* To be done
Output the records. Match them exactly.

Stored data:
++++++++++

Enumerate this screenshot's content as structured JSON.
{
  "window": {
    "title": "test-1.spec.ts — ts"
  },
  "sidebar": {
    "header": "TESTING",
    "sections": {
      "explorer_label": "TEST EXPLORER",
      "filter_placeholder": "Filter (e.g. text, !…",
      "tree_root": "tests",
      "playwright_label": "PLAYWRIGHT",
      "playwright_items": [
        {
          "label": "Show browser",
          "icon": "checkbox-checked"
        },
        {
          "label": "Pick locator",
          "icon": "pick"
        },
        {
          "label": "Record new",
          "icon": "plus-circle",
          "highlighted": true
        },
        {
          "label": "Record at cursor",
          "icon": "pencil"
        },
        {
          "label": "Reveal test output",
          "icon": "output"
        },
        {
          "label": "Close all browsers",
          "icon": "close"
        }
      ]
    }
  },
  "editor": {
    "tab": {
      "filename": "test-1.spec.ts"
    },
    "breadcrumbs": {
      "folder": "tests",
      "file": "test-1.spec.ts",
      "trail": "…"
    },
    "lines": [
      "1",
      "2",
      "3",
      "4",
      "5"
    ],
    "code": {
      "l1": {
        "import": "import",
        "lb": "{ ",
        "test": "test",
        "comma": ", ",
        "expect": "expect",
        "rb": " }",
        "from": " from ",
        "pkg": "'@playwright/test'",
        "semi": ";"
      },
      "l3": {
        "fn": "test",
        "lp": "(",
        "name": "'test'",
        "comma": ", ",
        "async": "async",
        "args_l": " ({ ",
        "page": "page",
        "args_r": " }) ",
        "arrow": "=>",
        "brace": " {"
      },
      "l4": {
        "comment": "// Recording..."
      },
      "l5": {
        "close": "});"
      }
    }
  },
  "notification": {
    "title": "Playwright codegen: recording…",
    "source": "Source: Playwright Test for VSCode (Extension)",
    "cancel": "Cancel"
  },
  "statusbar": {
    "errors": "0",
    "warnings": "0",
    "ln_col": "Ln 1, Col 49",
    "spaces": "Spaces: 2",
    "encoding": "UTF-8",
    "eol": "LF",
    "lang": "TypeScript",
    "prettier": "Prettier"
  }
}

++++++++++

* Solution
Enumerate this screenshot's content as structured JSON.
{
  "window": {
    "title": "test-1.spec.ts — ts"
  },
  "sidebar": {
    "header": "TESTING",
    "sections": {
      "explorer_label": "TEST EXPLORER",
      "filter_placeholder": "Filter (e.g. text, !…",
      "tree_root": "tests",
      "playwright_label": "PLAYWRIGHT",
      "playwright_items": [
        {
          "label": "Show browser",
          "icon": "checkbox-checked"
        },
        {
          "label": "Pick locator",
          "icon": "pick"
        },
        {
          "label": "Record new",
          "icon": "plus-circle",
          "highlighted": true
        },
        {
          "label": "Record at cursor",
          "icon": "pencil"
        },
        {
          "label": "Reveal test output",
          "icon": "output"
        },
        {
          "label": "Close all browsers",
          "icon": "close"
        }
      ]
    }
  },
  "editor": {
    "tab": {
      "filename": "test-1.spec.ts"
    },
    "breadcrumbs": {
      "folder": "tests",
      "file": "test-1.spec.ts",
      "trail": "…"
    },
    "lines": [
      "1",
      "2",
      "3",
      "4",
      "5"
    ],
    "code": {
      "l1": {
        "import": "import",
        "lb": "{ ",
        "test": "test",
        "comma": ", ",
        "expect": "expect",
        "rb": " }",
        "from": " from ",
        "pkg": "'@playwright/test'",
        "semi": ";"
      },
      "l3": {
        "fn": "test",
        "lp": "(",
        "name": "'test'",
        "comma": ", ",
        "async": "async",
        "args_l": " ({ ",
        "page": "page",
        "args_r": " }) ",
        "arrow": "=>",
        "brace": " {"
      },
      "l4": {
        "comment": "// Recording..."
      },
      "l5": {
        "close": "});"
      }
    }
  },
  "notification": {
    "title": "Playwright codegen: recording…",
    "source": "Source: Playwright Test for VSCode (Extension)",
    "cancel": "Cancel"
  },
  "statusbar": {
    "errors": "0",
    "warnings": "0",
    "ln_col": "Ln 1, Col 49",
    "spaces": "Spaces: 2",
    "encoding": "UTF-8",
    "eol": "LF",
    "lang": "TypeScript",
    "prettier": "Prettier"
  }
}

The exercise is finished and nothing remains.